PROBLEM DESCRIPTION » Transcribe the full listing exactly, and drop every picture.

— BEGIN RECORDS SHOWN —

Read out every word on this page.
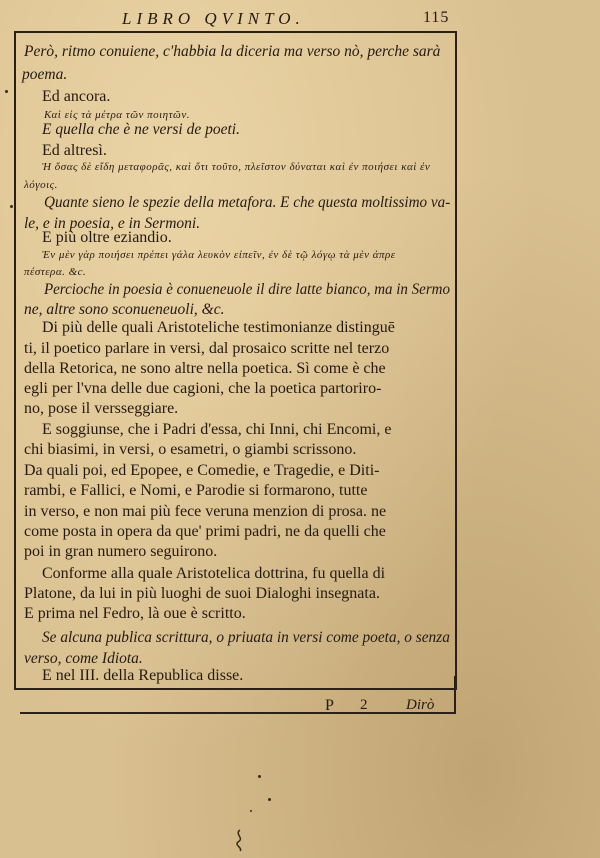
LIBRO QVINTO.	115
Però, ritmo conuiene, c'habbia la diceria ma verso nò, perche sarà
poema.
Ed ancora.
Καὶ εἰς τὰ μέτρα τῶν ποιητῶν.
E quella che è ne versi de poeti.
Ed altresì.
Ἡ ὅσας δὲ εἴδη μεταφορᾶς, καὶ ὅτι τοῦτο, πλεῖστον δύναται καὶ ἐν ποιήσει καὶ ἐν
λόγοις.
Quante sieno le spezie della metafora. E che questa moltissimo va-
le, e in poesia, e in Sermoni.
E più oltre eziandio.
Ἐν μὲν γὰρ ποιήσει πρέπει γάλα λευκὸν εἰπεῖν, ἐν δὲ τῷ λόγῳ τὰ μὲν ἀπρε
πέστερα. &c.
Percioche in poesia è conueneuole il dire latte bianco, ma in Sermo
ne, altre sono sconueneuoli, &c.
Di più delle quali Aristoteliche testimonianze distinguē
ti, il poetico parlare in versi, dal prosaico scritte nel terzo
della Retorica, ne sono altre nella poetica. Sì come è che
egli per l'vna delle due cagioni, che la poetica partoriro-
no, pose il versseggiare.
E soggiunse, che i Padri d'essa, chi Inni, chi Encomi, e
chi biasimi, in versi, o esametri, o giambi scrissono.
Da quali poi, ed Epopee, e Comedie, e Tragedie, e Diti-
rambi, e Fallici, e Nomi, e Parodie si formarono, tutte
in verso, e non mai più fece veruna menzion di prosa. ne
come posta in opera da que' primi padri, ne da quelli che
poi in gran numero seguirono.
Conforme alla quale Aristotelica dottrina, fu quella di
Platone, da lui in più luoghi de suoi Dialoghi insegnata.
E prima nel Fedro, là oue è scritto.
Se alcuna publica scrittura, o priuata in versi come poeta, o senza
verso, come Idiota.
E nel III. della Republica disse.
P 2	Dirò
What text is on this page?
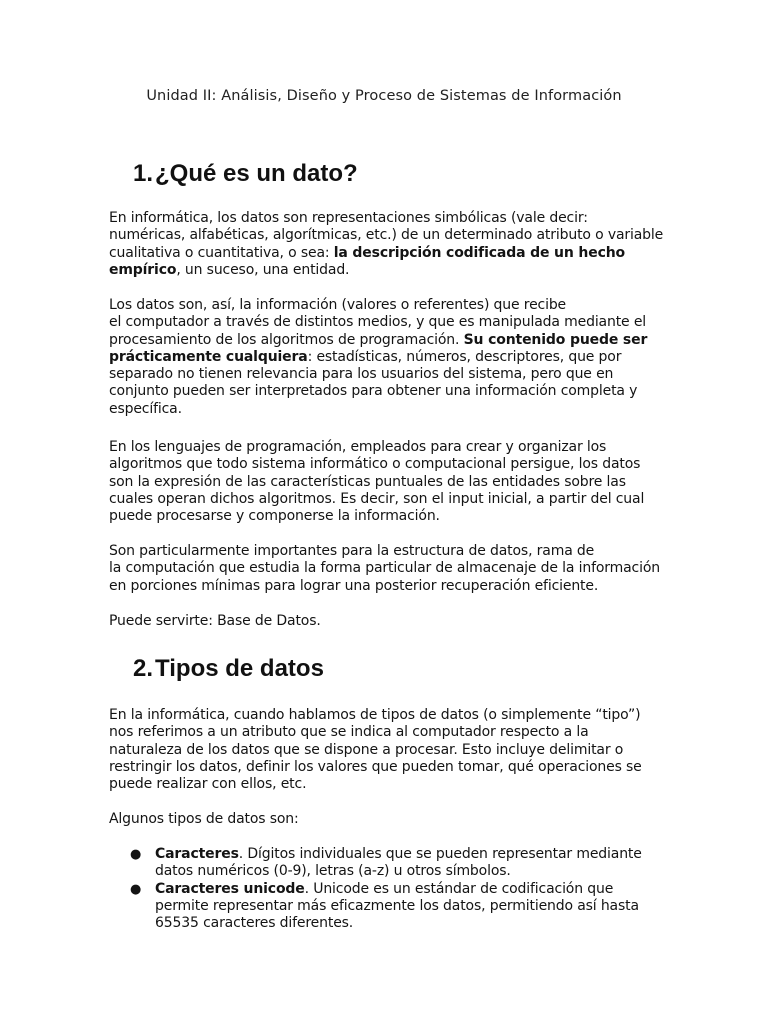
Unidad II: Análisis, Diseño y Proceso de Sistemas de Información
1.¿Qué es un dato?

En informática, los datos son representaciones simbólicas (vale decir:
numéricas, alfabéticas, algorítmicas, etc.) de un determinado atributo o variable
cualitativa o cuantitativa, o sea: la descripción codificada de un hecho
empírico, un suceso, una entidad.

Los datos son, así, la información (valores o referentes) que recibe
el computador a través de distintos medios, y que es manipulada mediante el
procesamiento de los algoritmos de programación. Su contenido puede ser
prácticamente cualquiera: estadísticas, números, descriptores, que por
separado no tienen relevancia para los usuarios del sistema, pero que en
conjunto pueden ser interpretados para obtener una información completa y
específica.

En los lenguajes de programación, empleados para crear y organizar los
algoritmos que todo sistema informático o computacional persigue, los datos
son la expresión de las características puntuales de las entidades sobre las
cuales operan dichos algoritmos. Es decir, son el input inicial, a partir del cual
puede procesarse y componerse la información.

Son particularmente importantes para la estructura de datos, rama de
la computación que estudia la forma particular de almacenaje de la información
en porciones mínimas para lograr una posterior recuperación eficiente.

Puede servirte: Base de Datos.

2.Tipos de datos

En la informática, cuando hablamos de tipos de datos (o simplemente “tipo”)
nos referimos a un atributo que se indica al computador respecto a la
naturaleza de los datos que se dispone a procesar. Esto incluye delimitar o
restringir los datos, definir los valores que pueden tomar, qué operaciones se
puede realizar con ellos, etc.

Algunos tipos de datos son:

● Caracteres. Dígitos individuales que se pueden representar mediante
datos numéricos (0-9), letras (a-z) u otros símbolos.
● Caracteres unicode. Unicode es un estándar de codificación que
permite representar más eficazmente los datos, permitiendo así hasta
65535 caracteres diferentes.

— END RECORDS SHOWN —

SOLVED EXERCISE »
Read out every word on this page.
LIBRO QVINTO.	115
Però, ritmo conuiene, c'habbia la diceria ma verso nò, perche sarà
poema.
Ed ancora.
Καὶ εἰς τὰ μέτρα τῶν ποιητῶν.
E quella che è ne versi de poeti.
Ed altresì.
Ἡ ὅσας δὲ εἴδη μεταφορᾶς, καὶ ὅτι τοῦτο, πλεῖστον δύναται καὶ ἐν ποιήσει καὶ ἐν
λόγοις.
Quante sieno le spezie della metafora. E che questa moltissimo va-
le, e in poesia, e in Sermoni.
E più oltre eziandio.
Ἐν μὲν γὰρ ποιήσει πρέπει γάλα λευκὸν εἰπεῖν, ἐν δὲ τῷ λόγῳ τὰ μὲν ἀπρε
πέστερα. &c.
Percioche in poesia è conueneuole il dire latte bianco, ma in Sermo
ne, altre sono sconueneuoli, &c.
Di più delle quali Aristoteliche testimonianze distinguē
ti, il poetico parlare in versi, dal prosaico scritte nel terzo
della Retorica, ne sono altre nella poetica. Sì come è che
egli per l'vna delle due cagioni, che la poetica partoriro-
no, pose il versseggiare.
E soggiunse, che i Padri d'essa, chi Inni, chi Encomi, e
chi biasimi, in versi, o esametri, o giambi scrissono.
Da quali poi, ed Epopee, e Comedie, e Tragedie, e Diti-
rambi, e Fallici, e Nomi, e Parodie si formarono, tutte
in verso, e non mai più fece veruna menzion di prosa. ne
come posta in opera da que' primi padri, ne da quelli che
poi in gran numero seguirono.
Conforme alla quale Aristotelica dottrina, fu quella di
Platone, da lui in più luoghi de suoi Dialoghi insegnata.
E prima nel Fedro, là oue è scritto.
Se alcuna publica scrittura, o priuata in versi come poeta, o senza
verso, come Idiota.
E nel III. della Republica disse.
P 2	Dirò
What text is on this page?
Unidad II: Análisis, Diseño y Proceso de Sistemas de Información
1.¿Qué es un dato?

En informática, los datos son representaciones simbólicas (vale decir:
numéricas, alfabéticas, algorítmicas, etc.) de un determinado atributo o variable
cualitativa o cuantitativa, o sea: la descripción codificada de un hecho
empírico, un suceso, una entidad.

Los datos son, así, la información (valores o referentes) que recibe
el computador a través de distintos medios, y que es manipulada mediante el
procesamiento de los algoritmos de programación. Su contenido puede ser
prácticamente cualquiera: estadísticas, números, descriptores, que por
separado no tienen relevancia para los usuarios del sistema, pero que en
conjunto pueden ser interpretados para obtener una información completa y
específica.

En los lenguajes de programación, empleados para crear y organizar los
algoritmos que todo sistema informático o computacional persigue, los datos
son la expresión de las características puntuales de las entidades sobre las
cuales operan dichos algoritmos. Es decir, son el input inicial, a partir del cual
puede procesarse y componerse la información.

Son particularmente importantes para la estructura de datos, rama de
la computación que estudia la forma particular de almacenaje de la información
en porciones mínimas para lograr una posterior recuperación eficiente.

Puede servirte: Base de Datos.

2.Tipos de datos

En la informática, cuando hablamos de tipos de datos (o simplemente “tipo”)
nos referimos a un atributo que se indica al computador respecto a la
naturaleza de los datos que se dispone a procesar. Esto incluye delimitar o
restringir los datos, definir los valores que pueden tomar, qué operaciones se
puede realizar con ellos, etc.

Algunos tipos de datos son:

● Caracteres. Dígitos individuales que se pueden representar mediante
datos numéricos (0-9), letras (a-z) u otros símbolos.
● Caracteres unicode. Unicode es un estándar de codificación que
permite representar más eficazmente los datos, permitiendo así hasta
65535 caracteres diferentes.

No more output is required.